Stored data:
────────────────────

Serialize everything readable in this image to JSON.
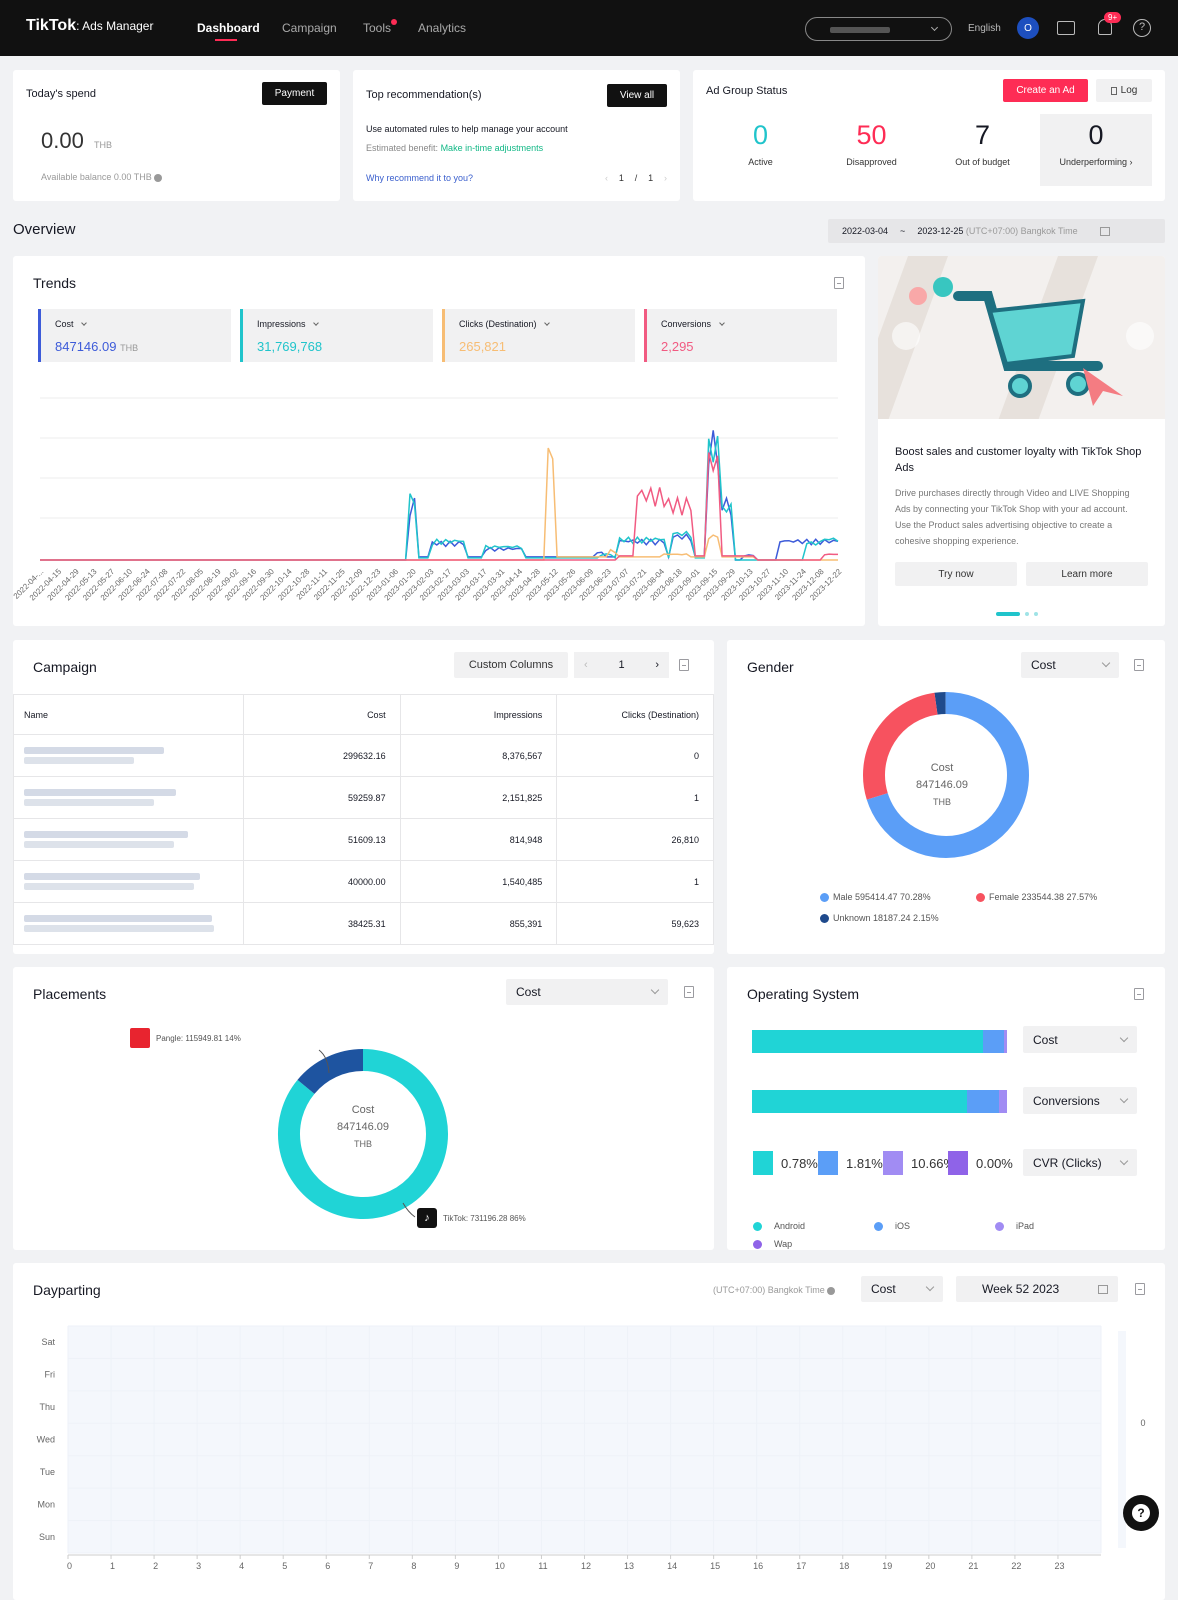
{
  "header": {
    "logo": "TikTok",
    "logo_suffix": ": Ads Manager",
    "nav": [
      "Dashboard",
      "Campaign",
      "Tools",
      "Analytics"
    ],
    "language": "English",
    "avatar": "O",
    "notif_badge": "9+"
  },
  "spend": {
    "title": "Today's spend",
    "payment_label": "Payment",
    "amount": "0.00",
    "currency": "THB",
    "balance": "Available balance 0.00 THB"
  },
  "reco": {
    "title": "Top recommendation(s)",
    "view_all": "View all",
    "text": "Use automated rules to help manage your account",
    "benefit_label": "Estimated benefit:",
    "benefit_link": "Make in-time adjustments",
    "why": "Why recommend it to you?",
    "page": "1",
    "sep": "/",
    "total": "1"
  },
  "adgroup": {
    "title": "Ad Group Status",
    "create": "Create an Ad",
    "log": "Log",
    "stats": [
      {
        "value": "0",
        "label": "Active",
        "color": "#20c4cb"
      },
      {
        "value": "50",
        "label": "Disapproved",
        "color": "#fe2c55"
      },
      {
        "value": "7",
        "label": "Out of budget",
        "color": "#161823"
      },
      {
        "value": "0",
        "label": "Underperforming ›",
        "color": "#161823"
      }
    ]
  },
  "overview": {
    "title": "Overview",
    "date_start": "2022-03-04",
    "date_sep": "~",
    "date_end": "2023-12-25",
    "tz": "(UTC+07:00) Bangkok Time"
  },
  "trends": {
    "title": "Trends",
    "metrics": [
      {
        "label": "Cost",
        "value": "847146.09",
        "unit": "THB",
        "color": "#3d5bd9"
      },
      {
        "label": "Impressions",
        "value": "31,769,768",
        "unit": "",
        "color": "#20c4cb"
      },
      {
        "label": "Clicks (Destination)",
        "value": "265,821",
        "unit": "",
        "color": "#f7bd74"
      },
      {
        "label": "Conversions",
        "value": "2,295",
        "unit": "",
        "color": "#f15b82"
      }
    ],
    "dates": [
      "2022-04-...",
      "2022-04-15",
      "2022-04-29",
      "2022-05-13",
      "2022-05-27",
      "2022-06-10",
      "2022-06-24",
      "2022-07-08",
      "2022-07-22",
      "2022-08-05",
      "2022-08-19",
      "2022-09-02",
      "2022-09-16",
      "2022-09-30",
      "2022-10-14",
      "2022-10-28",
      "2022-11-11",
      "2022-11-25",
      "2022-12-09",
      "2022-12-23",
      "2023-01-06",
      "2023-01-20",
      "2023-02-03",
      "2023-02-17",
      "2023-03-03",
      "2023-03-17",
      "2023-03-31",
      "2023-04-14",
      "2023-04-28",
      "2023-05-12",
      "2023-05-26",
      "2023-06-09",
      "2023-06-23",
      "2023-07-07",
      "2023-07-21",
      "2023-08-04",
      "2023-08-18",
      "2023-09-01",
      "2023-09-15",
      "2023-09-29",
      "2023-10-13",
      "2023-10-27",
      "2023-11-10",
      "2023-11-24",
      "2023-12-08",
      "2023-12-22"
    ]
  },
  "promo": {
    "title": "Boost sales and customer loyalty with TikTok Shop Ads",
    "body": "Drive purchases directly through Video and LIVE Shopping Ads by connecting your TikTok Shop with your ad account. Use the Product sales advertising objective to create a cohesive shopping experience.",
    "try": "Try now",
    "learn": "Learn more"
  },
  "campaign": {
    "title": "Campaign",
    "custom_columns": "Custom Columns",
    "page": "1",
    "columns": [
      "Name",
      "Cost",
      "Impressions",
      "Clicks (Destination)"
    ],
    "rows": [
      {
        "cost": "299632.16",
        "impressions": "8,376,567",
        "clicks": "0"
      },
      {
        "cost": "59259.87",
        "impressions": "2,151,825",
        "clicks": "1"
      },
      {
        "cost": "51609.13",
        "impressions": "814,948",
        "clicks": "26,810"
      },
      {
        "cost": "40000.00",
        "impressions": "1,540,485",
        "clicks": "1"
      },
      {
        "cost": "38425.31",
        "impressions": "855,391",
        "clicks": "59,623"
      }
    ]
  },
  "gender": {
    "title": "Gender",
    "select": "Cost",
    "center_label": "Cost",
    "center_value": "847146.09",
    "center_unit": "THB",
    "legend": [
      {
        "label": "Male 595414.47 70.28%",
        "color": "#5b9ef7",
        "value": 70.28
      },
      {
        "label": "Female 233544.38 27.57%",
        "color": "#f7525f",
        "value": 27.57
      },
      {
        "label": "Unknown 18187.24 2.15%",
        "color": "#1f4a8c",
        "value": 2.15
      }
    ]
  },
  "placements": {
    "title": "Placements",
    "select": "Cost",
    "center_label": "Cost",
    "center_value": "847146.09",
    "center_unit": "THB",
    "pangle": "Pangle: 115949.81 14%",
    "tiktok": "TikTok: 731196.28 86%",
    "slices": [
      {
        "name": "TikTok",
        "value": 86,
        "color": "#20d4d6"
      },
      {
        "name": "Pangle",
        "value": 14,
        "color": "#1e54a0"
      }
    ]
  },
  "os": {
    "title": "Operating System",
    "selects": [
      "Cost",
      "Conversions",
      "CVR (Clicks)"
    ],
    "bars": [
      [
        {
          "v": 90.5,
          "c": "#20d4d6"
        },
        {
          "v": 8.5,
          "c": "#5b9ef7"
        },
        {
          "v": 1.0,
          "c": "#a18cf3"
        }
      ],
      [
        {
          "v": 84.5,
          "c": "#20d4d6"
        },
        {
          "v": 12.5,
          "c": "#5b9ef7"
        },
        {
          "v": 3.0,
          "c": "#a18cf3"
        }
      ]
    ],
    "cvr": [
      {
        "v": "0.78%",
        "c": "#20d4d6"
      },
      {
        "v": "1.81%",
        "c": "#5b9ef7"
      },
      {
        "v": "10.66%",
        "c": "#a18cf3"
      },
      {
        "v": "0.00%",
        "c": "#8f63e8"
      }
    ],
    "legend": [
      {
        "label": "Android",
        "c": "#20d4d6"
      },
      {
        "label": "iOS",
        "c": "#5b9ef7"
      },
      {
        "label": "iPad",
        "c": "#a18cf3"
      },
      {
        "label": "Wap",
        "c": "#8f63e8"
      }
    ]
  },
  "dayparting": {
    "title": "Dayparting",
    "tz": "(UTC+07:00) Bangkok Time",
    "select": "Cost",
    "week": "Week 52 2023",
    "days": [
      "Sat",
      "Fri",
      "Thu",
      "Wed",
      "Tue",
      "Mon",
      "Sun"
    ],
    "hours": [
      "0",
      "1",
      "2",
      "3",
      "4",
      "5",
      "6",
      "7",
      "8",
      "9",
      "10",
      "11",
      "12",
      "13",
      "14",
      "15",
      "16",
      "17",
      "18",
      "19",
      "20",
      "21",
      "22",
      "23"
    ],
    "scale_value": "0"
  }
}
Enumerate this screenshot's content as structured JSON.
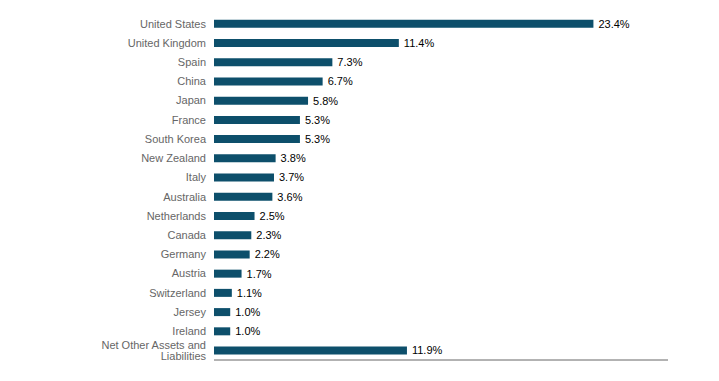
{
  "chart_data": {
    "type": "bar",
    "orientation": "horizontal",
    "categories": [
      "United States",
      "United Kingdom",
      "Spain",
      "China",
      "Japan",
      "France",
      "South Korea",
      "New Zealand",
      "Italy",
      "Australia",
      "Netherlands",
      "Canada",
      "Germany",
      "Austria",
      "Switzerland",
      "Jersey",
      "Ireland",
      "Net Other Assets and Liabilities"
    ],
    "values": [
      23.4,
      11.4,
      7.3,
      6.7,
      5.8,
      5.3,
      5.3,
      3.8,
      3.7,
      3.6,
      2.5,
      2.3,
      2.2,
      1.7,
      1.1,
      1.0,
      1.0,
      11.9
    ],
    "value_labels": [
      "23.4%",
      "11.4%",
      "7.3%",
      "6.7%",
      "5.8%",
      "5.3%",
      "5.3%",
      "3.8%",
      "3.7%",
      "3.6%",
      "2.5%",
      "2.3%",
      "2.2%",
      "1.7%",
      "1.1%",
      "1.0%",
      "1.0%",
      "11.9%"
    ],
    "color": "#0d4f6b",
    "xlim": [
      0,
      28
    ],
    "data_labels": true,
    "tick_labels": "y",
    "grid": false
  }
}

────────────────────

WHAT YOU NEED TO DO - Look through the data and show every line containing "Bangkok".

RESULT FOR THIS TASK -
    "tz": "(UTC+07:00) Bangkok Time"
    "tz": "(UTC+07:00) Bangkok Time",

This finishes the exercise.